[start Excerpted data]

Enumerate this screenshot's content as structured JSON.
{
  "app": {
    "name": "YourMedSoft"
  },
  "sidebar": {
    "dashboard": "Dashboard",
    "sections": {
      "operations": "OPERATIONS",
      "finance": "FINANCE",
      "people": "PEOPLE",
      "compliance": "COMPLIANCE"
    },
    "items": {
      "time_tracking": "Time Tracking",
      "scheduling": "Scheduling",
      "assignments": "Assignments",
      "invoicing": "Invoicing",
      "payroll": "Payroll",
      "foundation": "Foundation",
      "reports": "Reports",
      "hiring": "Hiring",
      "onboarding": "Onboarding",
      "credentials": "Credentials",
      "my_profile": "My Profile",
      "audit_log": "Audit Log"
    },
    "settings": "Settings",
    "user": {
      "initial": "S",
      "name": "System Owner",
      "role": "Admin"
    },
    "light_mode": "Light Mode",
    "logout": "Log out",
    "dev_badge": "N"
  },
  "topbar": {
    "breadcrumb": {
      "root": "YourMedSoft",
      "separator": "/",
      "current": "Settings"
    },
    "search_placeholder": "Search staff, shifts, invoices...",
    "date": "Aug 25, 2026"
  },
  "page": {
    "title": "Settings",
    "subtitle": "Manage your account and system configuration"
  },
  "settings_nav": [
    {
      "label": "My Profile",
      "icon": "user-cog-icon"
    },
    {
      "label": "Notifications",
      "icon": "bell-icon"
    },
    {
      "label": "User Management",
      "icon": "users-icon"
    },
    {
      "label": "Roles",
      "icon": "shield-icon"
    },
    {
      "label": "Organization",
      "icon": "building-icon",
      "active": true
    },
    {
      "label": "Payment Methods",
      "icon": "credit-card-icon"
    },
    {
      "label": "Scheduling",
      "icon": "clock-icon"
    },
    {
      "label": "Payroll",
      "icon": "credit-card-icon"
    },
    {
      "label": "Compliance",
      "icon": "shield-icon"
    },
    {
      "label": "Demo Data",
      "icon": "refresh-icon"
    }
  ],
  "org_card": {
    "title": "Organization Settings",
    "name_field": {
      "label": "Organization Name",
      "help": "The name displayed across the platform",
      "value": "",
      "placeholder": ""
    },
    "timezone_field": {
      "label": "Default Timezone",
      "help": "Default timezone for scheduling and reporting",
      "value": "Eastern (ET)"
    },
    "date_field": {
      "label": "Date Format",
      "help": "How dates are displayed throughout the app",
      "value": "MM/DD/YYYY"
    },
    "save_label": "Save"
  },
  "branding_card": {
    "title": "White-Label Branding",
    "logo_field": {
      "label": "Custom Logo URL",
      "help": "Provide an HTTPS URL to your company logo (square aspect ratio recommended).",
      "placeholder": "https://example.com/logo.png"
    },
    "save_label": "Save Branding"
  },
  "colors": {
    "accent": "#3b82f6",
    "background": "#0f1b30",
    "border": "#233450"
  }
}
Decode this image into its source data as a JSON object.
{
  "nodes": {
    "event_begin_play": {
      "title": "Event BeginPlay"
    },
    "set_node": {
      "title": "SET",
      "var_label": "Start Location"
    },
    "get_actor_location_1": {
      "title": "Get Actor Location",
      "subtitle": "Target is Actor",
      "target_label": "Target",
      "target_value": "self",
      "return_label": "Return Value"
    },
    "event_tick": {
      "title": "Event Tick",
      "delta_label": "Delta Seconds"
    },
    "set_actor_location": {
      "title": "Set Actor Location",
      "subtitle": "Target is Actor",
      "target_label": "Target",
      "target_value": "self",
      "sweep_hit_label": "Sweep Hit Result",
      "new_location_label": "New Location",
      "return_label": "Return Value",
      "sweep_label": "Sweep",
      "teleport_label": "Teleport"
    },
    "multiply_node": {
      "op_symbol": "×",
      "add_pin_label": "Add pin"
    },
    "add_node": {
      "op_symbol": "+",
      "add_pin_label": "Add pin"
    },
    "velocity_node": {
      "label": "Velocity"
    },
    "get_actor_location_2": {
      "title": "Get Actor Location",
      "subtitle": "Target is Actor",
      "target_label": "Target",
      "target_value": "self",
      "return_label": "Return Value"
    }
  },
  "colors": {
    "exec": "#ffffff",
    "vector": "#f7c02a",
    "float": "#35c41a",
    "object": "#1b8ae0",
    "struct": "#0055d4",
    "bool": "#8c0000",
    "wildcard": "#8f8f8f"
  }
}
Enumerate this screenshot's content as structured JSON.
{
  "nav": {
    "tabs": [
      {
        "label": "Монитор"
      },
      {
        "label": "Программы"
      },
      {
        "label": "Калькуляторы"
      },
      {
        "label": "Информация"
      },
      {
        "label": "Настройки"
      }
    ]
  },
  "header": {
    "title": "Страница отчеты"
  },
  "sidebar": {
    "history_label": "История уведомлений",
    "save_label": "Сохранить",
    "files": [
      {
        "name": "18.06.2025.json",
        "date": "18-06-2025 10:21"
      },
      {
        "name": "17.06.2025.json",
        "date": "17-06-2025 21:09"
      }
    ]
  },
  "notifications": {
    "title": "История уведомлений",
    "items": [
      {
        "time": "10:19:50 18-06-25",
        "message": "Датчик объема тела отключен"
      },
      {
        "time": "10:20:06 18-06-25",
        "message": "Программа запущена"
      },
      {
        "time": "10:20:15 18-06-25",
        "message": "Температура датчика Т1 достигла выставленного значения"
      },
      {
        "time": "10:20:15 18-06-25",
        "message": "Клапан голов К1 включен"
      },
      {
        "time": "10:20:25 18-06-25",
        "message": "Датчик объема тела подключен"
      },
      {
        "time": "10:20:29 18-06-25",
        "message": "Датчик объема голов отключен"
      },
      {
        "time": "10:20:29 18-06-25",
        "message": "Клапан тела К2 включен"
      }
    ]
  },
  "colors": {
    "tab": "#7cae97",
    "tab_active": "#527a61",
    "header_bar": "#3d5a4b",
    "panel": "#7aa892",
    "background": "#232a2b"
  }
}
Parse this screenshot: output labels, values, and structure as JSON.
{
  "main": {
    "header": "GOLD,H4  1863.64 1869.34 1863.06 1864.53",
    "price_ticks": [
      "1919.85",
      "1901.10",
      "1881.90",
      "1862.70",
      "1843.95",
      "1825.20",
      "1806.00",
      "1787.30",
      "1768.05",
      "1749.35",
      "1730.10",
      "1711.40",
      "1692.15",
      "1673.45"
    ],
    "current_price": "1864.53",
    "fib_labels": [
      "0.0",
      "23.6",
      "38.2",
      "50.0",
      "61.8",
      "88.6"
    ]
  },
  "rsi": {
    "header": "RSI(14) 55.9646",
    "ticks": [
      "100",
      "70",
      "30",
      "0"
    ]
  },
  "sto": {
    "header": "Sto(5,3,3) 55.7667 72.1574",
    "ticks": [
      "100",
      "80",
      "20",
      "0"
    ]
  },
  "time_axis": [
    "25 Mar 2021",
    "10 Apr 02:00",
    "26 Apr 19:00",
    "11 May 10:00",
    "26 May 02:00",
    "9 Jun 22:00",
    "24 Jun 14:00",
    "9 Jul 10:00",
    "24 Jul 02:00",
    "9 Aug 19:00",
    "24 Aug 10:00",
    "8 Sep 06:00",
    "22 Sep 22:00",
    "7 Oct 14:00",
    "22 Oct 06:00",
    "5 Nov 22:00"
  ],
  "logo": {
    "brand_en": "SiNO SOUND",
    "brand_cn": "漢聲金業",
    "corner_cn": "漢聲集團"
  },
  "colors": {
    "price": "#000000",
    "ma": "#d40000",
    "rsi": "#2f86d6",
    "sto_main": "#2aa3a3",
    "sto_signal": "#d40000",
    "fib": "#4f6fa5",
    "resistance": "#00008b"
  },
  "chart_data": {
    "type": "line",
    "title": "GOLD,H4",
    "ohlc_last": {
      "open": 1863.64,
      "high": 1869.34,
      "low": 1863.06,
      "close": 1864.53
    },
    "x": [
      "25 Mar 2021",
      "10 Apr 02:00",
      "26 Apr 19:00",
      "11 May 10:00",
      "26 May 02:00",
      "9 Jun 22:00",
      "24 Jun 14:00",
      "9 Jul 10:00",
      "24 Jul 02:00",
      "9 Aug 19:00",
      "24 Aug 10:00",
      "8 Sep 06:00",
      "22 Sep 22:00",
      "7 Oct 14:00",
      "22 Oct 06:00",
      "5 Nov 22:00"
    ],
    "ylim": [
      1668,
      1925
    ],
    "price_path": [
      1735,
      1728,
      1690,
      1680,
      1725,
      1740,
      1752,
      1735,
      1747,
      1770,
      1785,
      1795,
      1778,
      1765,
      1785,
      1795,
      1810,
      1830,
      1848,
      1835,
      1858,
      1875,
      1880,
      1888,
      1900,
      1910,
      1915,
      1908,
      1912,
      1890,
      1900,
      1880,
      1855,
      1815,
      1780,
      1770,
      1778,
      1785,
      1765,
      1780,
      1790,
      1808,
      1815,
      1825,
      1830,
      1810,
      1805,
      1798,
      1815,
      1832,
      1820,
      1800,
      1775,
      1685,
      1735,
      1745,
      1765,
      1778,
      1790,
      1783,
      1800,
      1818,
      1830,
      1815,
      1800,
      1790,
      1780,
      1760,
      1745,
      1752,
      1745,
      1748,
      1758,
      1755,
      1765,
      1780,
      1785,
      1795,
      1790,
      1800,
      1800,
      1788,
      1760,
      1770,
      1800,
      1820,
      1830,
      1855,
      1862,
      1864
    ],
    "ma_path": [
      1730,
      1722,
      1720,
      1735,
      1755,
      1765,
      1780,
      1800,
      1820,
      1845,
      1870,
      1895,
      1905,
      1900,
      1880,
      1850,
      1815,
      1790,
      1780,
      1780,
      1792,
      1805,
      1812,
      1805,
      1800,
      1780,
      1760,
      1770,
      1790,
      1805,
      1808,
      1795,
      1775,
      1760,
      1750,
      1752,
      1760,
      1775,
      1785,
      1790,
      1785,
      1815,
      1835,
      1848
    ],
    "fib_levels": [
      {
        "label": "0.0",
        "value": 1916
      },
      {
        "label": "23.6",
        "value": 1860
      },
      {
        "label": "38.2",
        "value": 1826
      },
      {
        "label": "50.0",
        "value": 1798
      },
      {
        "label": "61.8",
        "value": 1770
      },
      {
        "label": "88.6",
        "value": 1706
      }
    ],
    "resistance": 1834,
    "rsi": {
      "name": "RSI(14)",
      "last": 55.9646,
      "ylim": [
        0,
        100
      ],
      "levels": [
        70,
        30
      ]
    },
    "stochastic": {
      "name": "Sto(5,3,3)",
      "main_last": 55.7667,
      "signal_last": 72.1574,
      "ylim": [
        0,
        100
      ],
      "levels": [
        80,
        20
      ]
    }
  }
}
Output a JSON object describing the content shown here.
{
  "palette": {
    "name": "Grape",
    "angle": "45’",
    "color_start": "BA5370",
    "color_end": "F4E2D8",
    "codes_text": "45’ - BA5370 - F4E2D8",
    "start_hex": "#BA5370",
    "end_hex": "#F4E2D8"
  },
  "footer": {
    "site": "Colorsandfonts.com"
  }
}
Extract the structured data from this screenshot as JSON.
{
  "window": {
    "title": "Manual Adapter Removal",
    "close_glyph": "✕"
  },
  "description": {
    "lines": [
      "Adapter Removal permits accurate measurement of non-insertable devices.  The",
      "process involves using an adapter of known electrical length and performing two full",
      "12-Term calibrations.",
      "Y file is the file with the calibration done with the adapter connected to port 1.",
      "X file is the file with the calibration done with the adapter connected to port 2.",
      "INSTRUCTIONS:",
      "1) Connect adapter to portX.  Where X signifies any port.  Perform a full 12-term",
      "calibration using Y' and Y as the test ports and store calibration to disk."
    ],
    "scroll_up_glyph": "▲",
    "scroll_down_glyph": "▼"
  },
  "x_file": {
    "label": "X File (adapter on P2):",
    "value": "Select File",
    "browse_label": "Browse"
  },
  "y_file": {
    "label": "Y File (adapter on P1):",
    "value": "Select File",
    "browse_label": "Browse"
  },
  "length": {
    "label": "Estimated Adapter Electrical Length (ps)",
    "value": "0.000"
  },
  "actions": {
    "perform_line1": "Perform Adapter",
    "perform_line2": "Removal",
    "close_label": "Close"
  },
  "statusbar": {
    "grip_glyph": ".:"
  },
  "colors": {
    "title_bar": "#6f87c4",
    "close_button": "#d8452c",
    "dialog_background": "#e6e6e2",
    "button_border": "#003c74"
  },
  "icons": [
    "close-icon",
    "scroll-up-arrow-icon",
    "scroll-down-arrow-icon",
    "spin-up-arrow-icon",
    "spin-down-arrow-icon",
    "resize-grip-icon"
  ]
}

[end Excerpted data]

* [To do]: Pick out every line of the listing containing the word "with", and show those lines.

* [Written solution]:
      "Y file is the file with the calibration done with the adapter connected to port 1.",
      "X file is the file with the calibration done with the adapter connected to port 2.",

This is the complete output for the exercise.